### EXERCISE INSTRUCTIONS
Repeat the data verbatim.

### MATERIAL SUPPLIED
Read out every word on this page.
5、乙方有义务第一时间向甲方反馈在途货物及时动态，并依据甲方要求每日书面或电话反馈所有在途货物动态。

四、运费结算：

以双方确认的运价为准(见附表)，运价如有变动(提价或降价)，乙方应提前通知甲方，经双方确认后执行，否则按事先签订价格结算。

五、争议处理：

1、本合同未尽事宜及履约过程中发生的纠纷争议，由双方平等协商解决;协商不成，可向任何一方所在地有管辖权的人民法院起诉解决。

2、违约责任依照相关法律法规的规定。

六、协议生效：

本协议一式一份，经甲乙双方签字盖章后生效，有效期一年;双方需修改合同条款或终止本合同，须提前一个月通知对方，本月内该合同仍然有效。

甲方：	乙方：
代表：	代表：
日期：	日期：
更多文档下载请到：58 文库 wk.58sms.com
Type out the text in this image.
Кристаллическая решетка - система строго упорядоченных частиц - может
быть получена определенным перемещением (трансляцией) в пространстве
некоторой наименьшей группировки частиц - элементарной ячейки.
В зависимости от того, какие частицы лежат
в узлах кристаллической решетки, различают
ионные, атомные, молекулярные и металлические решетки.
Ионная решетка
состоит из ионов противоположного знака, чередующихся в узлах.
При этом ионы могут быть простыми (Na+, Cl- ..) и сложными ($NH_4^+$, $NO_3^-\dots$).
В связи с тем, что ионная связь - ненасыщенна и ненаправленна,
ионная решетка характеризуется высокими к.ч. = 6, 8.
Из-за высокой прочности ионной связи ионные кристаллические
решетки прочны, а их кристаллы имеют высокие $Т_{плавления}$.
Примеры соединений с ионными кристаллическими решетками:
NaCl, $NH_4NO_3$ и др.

### EXERCISE RESULT
Read out every word on this page.
5、乙方有义务第一时间向甲方反馈在途货物及时动态，并依据甲方要求每日书面或电话反馈所有在途货物动态。

四、运费结算：

以双方确认的运价为准(见附表)，运价如有变动(提价或降价)，乙方应提前通知甲方，经双方确认后执行，否则按事先签订价格结算。

五、争议处理：

1、本合同未尽事宜及履约过程中发生的纠纷争议，由双方平等协商解决;协商不成，可向任何一方所在地有管辖权的人民法院起诉解决。

2、违约责任依照相关法律法规的规定。

六、协议生效：

本协议一式一份，经甲乙双方签字盖章后生效，有效期一年;双方需修改合同条款或终止本合同，须提前一个月通知对方，本月内该合同仍然有效。

甲方：	乙方：
代表：	代表：
日期：	日期：
更多文档下载请到：58 文库 wk.58sms.com
Type out the text in this image.
Кристаллическая решетка - система строго упорядоченных частиц - может
быть получена определенным перемещением (трансляцией) в пространстве
некоторой наименьшей группировки частиц - элементарной ячейки.
В зависимости от того, какие частицы лежат
в узлах кристаллической решетки, различают
ионные, атомные, молекулярные и металлические решетки.
Ионная решетка
состоит из ионов противоположного знака, чередующихся в узлах.
При этом ионы могут быть простыми (Na+, Cl- ..) и сложными ($NH_4^+$, $NO_3^-\dots$).
В связи с тем, что ионная связь - ненасыщенна и ненаправленна,
ионная решетка характеризуется высокими к.ч. = 6, 8.
Из-за высокой прочности ионной связи ионные кристаллические
решетки прочны, а их кристаллы имеют высокие $Т_{плавления}$.
Примеры соединений с ионными кристаллическими решетками:
NaCl, $NH_4NO_3$ и др.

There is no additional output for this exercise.